# [TASK DETAILS]
Each line from the line holding "Give me the" through the last line should be written out exactly, with nothing else and no images.

# [INFORMATION PROVIDED]
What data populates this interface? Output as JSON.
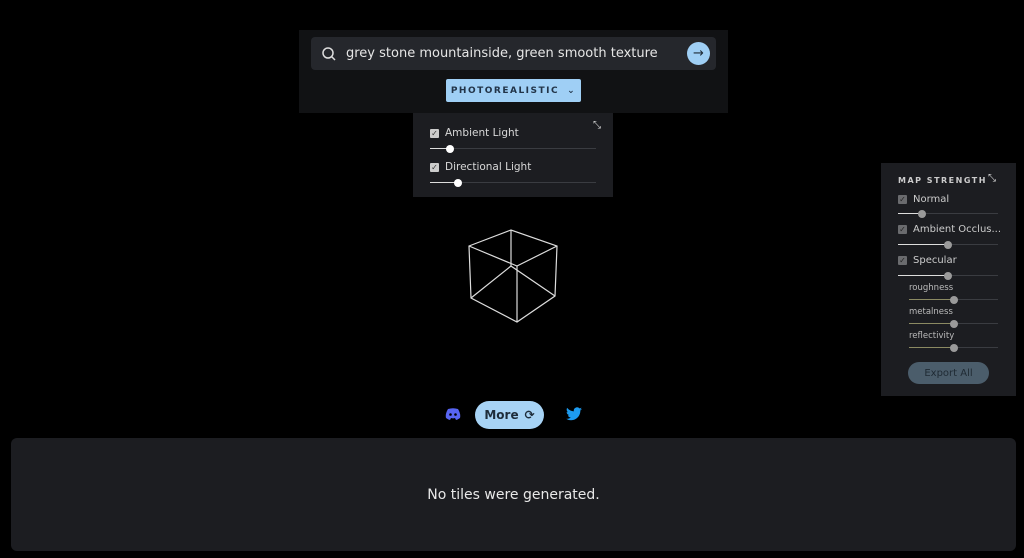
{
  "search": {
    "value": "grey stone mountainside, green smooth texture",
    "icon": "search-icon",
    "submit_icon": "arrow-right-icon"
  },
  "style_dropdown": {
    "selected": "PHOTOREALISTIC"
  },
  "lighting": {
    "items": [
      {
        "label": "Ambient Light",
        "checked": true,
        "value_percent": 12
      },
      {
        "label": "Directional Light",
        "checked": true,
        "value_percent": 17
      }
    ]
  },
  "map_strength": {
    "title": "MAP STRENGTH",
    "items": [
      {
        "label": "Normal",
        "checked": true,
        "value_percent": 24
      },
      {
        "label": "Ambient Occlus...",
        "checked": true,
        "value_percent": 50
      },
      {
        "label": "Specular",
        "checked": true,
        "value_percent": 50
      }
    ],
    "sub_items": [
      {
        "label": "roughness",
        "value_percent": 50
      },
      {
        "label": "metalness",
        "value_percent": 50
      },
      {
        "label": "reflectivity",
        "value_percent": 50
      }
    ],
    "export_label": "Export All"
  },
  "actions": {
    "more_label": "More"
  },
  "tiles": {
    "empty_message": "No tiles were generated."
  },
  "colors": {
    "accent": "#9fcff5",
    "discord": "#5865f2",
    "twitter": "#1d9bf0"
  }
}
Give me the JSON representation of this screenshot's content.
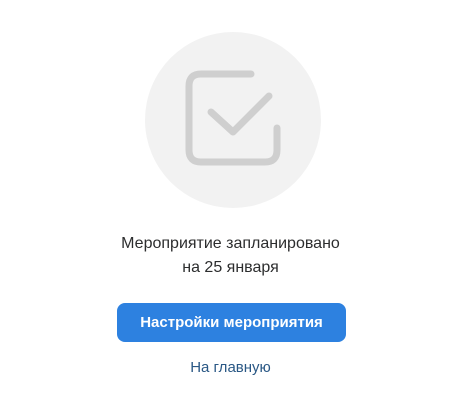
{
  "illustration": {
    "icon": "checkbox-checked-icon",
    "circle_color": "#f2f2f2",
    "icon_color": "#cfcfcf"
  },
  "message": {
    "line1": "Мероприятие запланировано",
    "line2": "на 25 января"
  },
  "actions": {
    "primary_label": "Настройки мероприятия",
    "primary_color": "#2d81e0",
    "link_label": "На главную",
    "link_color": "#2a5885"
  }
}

# [EXPECTED ANSWER]
Give me the JSON representation of this screenshot's content.
{
  "illustration": {
    "icon": "checkbox-checked-icon",
    "circle_color": "#f2f2f2",
    "icon_color": "#cfcfcf"
  },
  "message": {
    "line1": "Мероприятие запланировано",
    "line2": "на 25 января"
  },
  "actions": {
    "primary_label": "Настройки мероприятия",
    "primary_color": "#2d81e0",
    "link_label": "На главную",
    "link_color": "#2a5885"
  }
}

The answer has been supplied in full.